• **Records for the task**
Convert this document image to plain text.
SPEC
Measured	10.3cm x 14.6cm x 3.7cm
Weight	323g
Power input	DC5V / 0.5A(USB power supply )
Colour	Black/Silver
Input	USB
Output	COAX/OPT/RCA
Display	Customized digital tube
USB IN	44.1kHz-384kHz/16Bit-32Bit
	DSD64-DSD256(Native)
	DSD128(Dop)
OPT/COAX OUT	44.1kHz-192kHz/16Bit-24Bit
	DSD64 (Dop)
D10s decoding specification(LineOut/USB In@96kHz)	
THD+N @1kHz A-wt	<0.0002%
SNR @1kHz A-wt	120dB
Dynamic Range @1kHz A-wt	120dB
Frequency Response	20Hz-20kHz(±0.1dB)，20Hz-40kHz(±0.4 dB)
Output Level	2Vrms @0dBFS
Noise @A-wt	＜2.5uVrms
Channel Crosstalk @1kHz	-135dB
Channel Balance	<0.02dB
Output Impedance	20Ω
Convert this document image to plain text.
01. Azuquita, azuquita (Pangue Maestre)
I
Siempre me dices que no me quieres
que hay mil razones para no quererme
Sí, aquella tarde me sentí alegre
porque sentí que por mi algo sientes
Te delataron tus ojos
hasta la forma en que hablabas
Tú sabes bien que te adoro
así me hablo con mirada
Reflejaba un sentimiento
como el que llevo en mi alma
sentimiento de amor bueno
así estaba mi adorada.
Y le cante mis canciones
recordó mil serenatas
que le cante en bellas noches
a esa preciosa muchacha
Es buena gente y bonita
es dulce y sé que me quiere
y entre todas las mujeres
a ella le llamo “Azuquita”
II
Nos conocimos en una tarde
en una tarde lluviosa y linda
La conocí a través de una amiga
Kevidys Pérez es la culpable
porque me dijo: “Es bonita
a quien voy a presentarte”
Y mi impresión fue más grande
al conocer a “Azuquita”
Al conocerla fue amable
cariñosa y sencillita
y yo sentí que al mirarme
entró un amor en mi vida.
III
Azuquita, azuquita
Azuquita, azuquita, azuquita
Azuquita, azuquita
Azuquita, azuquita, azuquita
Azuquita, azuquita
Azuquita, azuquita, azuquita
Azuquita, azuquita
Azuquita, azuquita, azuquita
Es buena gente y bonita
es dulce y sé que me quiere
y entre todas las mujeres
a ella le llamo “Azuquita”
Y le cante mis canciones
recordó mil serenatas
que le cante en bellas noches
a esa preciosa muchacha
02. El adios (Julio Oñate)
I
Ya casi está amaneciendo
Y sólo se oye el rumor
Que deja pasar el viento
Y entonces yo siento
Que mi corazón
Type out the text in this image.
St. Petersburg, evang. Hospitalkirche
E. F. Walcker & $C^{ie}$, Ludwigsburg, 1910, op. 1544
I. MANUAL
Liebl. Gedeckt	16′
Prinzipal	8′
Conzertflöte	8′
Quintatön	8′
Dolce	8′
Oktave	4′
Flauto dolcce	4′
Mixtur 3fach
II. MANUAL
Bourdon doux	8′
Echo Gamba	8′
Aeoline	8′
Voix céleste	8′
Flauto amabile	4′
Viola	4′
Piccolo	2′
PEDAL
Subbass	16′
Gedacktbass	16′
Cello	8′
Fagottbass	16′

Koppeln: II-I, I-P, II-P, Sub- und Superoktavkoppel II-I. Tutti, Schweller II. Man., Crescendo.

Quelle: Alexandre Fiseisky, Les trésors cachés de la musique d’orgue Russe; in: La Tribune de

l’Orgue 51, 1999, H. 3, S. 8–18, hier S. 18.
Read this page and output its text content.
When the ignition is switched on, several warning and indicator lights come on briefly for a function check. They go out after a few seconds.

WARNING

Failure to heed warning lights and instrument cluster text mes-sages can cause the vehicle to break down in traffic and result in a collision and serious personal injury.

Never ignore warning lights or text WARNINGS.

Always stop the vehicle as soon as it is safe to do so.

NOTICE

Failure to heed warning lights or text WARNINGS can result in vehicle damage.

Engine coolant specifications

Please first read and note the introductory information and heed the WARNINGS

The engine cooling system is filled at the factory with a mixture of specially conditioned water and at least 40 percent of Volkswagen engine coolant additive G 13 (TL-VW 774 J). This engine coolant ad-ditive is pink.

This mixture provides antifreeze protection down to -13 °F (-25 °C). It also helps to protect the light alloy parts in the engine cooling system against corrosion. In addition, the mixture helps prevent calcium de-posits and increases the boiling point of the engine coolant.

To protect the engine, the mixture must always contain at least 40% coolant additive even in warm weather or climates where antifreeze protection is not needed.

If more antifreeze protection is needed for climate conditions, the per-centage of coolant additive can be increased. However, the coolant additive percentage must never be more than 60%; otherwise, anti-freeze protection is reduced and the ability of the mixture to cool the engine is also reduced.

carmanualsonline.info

• **Exercise goal**
Return the full listing, character for character.

• **Output of the exercise**
Convert this document image to plain text.
SPEC
Measured	10.3cm x 14.6cm x 3.7cm
Weight	323g
Power input	DC5V / 0.5A(USB power supply )
Colour	Black/Silver
Input	USB
Output	COAX/OPT/RCA
Display	Customized digital tube
USB IN	44.1kHz-384kHz/16Bit-32Bit
	DSD64-DSD256(Native)
	DSD128(Dop)
OPT/COAX OUT	44.1kHz-192kHz/16Bit-24Bit
	DSD64 (Dop)
D10s decoding specification(LineOut/USB In@96kHz)	
THD+N @1kHz A-wt	<0.0002%
SNR @1kHz A-wt	120dB
Dynamic Range @1kHz A-wt	120dB
Frequency Response	20Hz-20kHz(±0.1dB)，20Hz-40kHz(±0.4 dB)
Output Level	2Vrms @0dBFS
Noise @A-wt	＜2.5uVrms
Channel Crosstalk @1kHz	-135dB
Channel Balance	<0.02dB
Output Impedance	20Ω
Convert this document image to plain text.
01. Azuquita, azuquita (Pangue Maestre)
I
Siempre me dices que no me quieres
que hay mil razones para no quererme
Sí, aquella tarde me sentí alegre
porque sentí que por mi algo sientes
Te delataron tus ojos
hasta la forma en que hablabas
Tú sabes bien que te adoro
así me hablo con mirada
Reflejaba un sentimiento
como el que llevo en mi alma
sentimiento de amor bueno
así estaba mi adorada.
Y le cante mis canciones
recordó mil serenatas
que le cante en bellas noches
a esa preciosa muchacha
Es buena gente y bonita
es dulce y sé que me quiere
y entre todas las mujeres
a ella le llamo “Azuquita”
II
Nos conocimos en una tarde
en una tarde lluviosa y linda
La conocí a través de una amiga
Kevidys Pérez es la culpable
porque me dijo: “Es bonita
a quien voy a presentarte”
Y mi impresión fue más grande
al conocer a “Azuquita”
Al conocerla fue amable
cariñosa y sencillita
y yo sentí que al mirarme
entró un amor en mi vida.
III
Azuquita, azuquita
Azuquita, azuquita, azuquita
Azuquita, azuquita
Azuquita, azuquita, azuquita
Azuquita, azuquita
Azuquita, azuquita, azuquita
Azuquita, azuquita
Azuquita, azuquita, azuquita
Es buena gente y bonita
es dulce y sé que me quiere
y entre todas las mujeres
a ella le llamo “Azuquita”
Y le cante mis canciones
recordó mil serenatas
que le cante en bellas noches
a esa preciosa muchacha
02. El adios (Julio Oñate)
I
Ya casi está amaneciendo
Y sólo se oye el rumor
Que deja pasar el viento
Y entonces yo siento
Que mi corazón
Type out the text in this image.
St. Petersburg, evang. Hospitalkirche
E. F. Walcker & $C^{ie}$, Ludwigsburg, 1910, op. 1544
I. MANUAL
Liebl. Gedeckt	16′
Prinzipal	8′
Conzertflöte	8′
Quintatön	8′
Dolce	8′
Oktave	4′
Flauto dolcce	4′
Mixtur 3fach
II. MANUAL
Bourdon doux	8′
Echo Gamba	8′
Aeoline	8′
Voix céleste	8′
Flauto amabile	4′
Viola	4′
Piccolo	2′
PEDAL
Subbass	16′
Gedacktbass	16′
Cello	8′
Fagottbass	16′

Koppeln: II-I, I-P, II-P, Sub- und Superoktavkoppel II-I. Tutti, Schweller II. Man., Crescendo.

Quelle: Alexandre Fiseisky, Les trésors cachés de la musique d’orgue Russe; in: La Tribune de

l’Orgue 51, 1999, H. 3, S. 8–18, hier S. 18.
Read this page and output its text content.
When the ignition is switched on, several warning and indicator lights come on briefly for a function check. They go out after a few seconds.

WARNING

Failure to heed warning lights and instrument cluster text mes-sages can cause the vehicle to break down in traffic and result in a collision and serious personal injury.

Never ignore warning lights or text WARNINGS.

Always stop the vehicle as soon as it is safe to do so.

NOTICE

Failure to heed warning lights or text WARNINGS can result in vehicle damage.

Engine coolant specifications

Please first read and note the introductory information and heed the WARNINGS

The engine cooling system is filled at the factory with a mixture of specially conditioned water and at least 40 percent of Volkswagen engine coolant additive G 13 (TL-VW 774 J). This engine coolant ad-ditive is pink.

This mixture provides antifreeze protection down to -13 °F (-25 °C). It also helps to protect the light alloy parts in the engine cooling system against corrosion. In addition, the mixture helps prevent calcium de-posits and increases the boiling point of the engine coolant.

To protect the engine, the mixture must always contain at least 40% coolant additive even in warm weather or climates where antifreeze protection is not needed.

If more antifreeze protection is needed for climate conditions, the per-centage of coolant additive can be increased. However, the coolant additive percentage must never be more than 60%; otherwise, anti-freeze protection is reduced and the ability of the mixture to cool the engine is also reduced.

carmanualsonline.info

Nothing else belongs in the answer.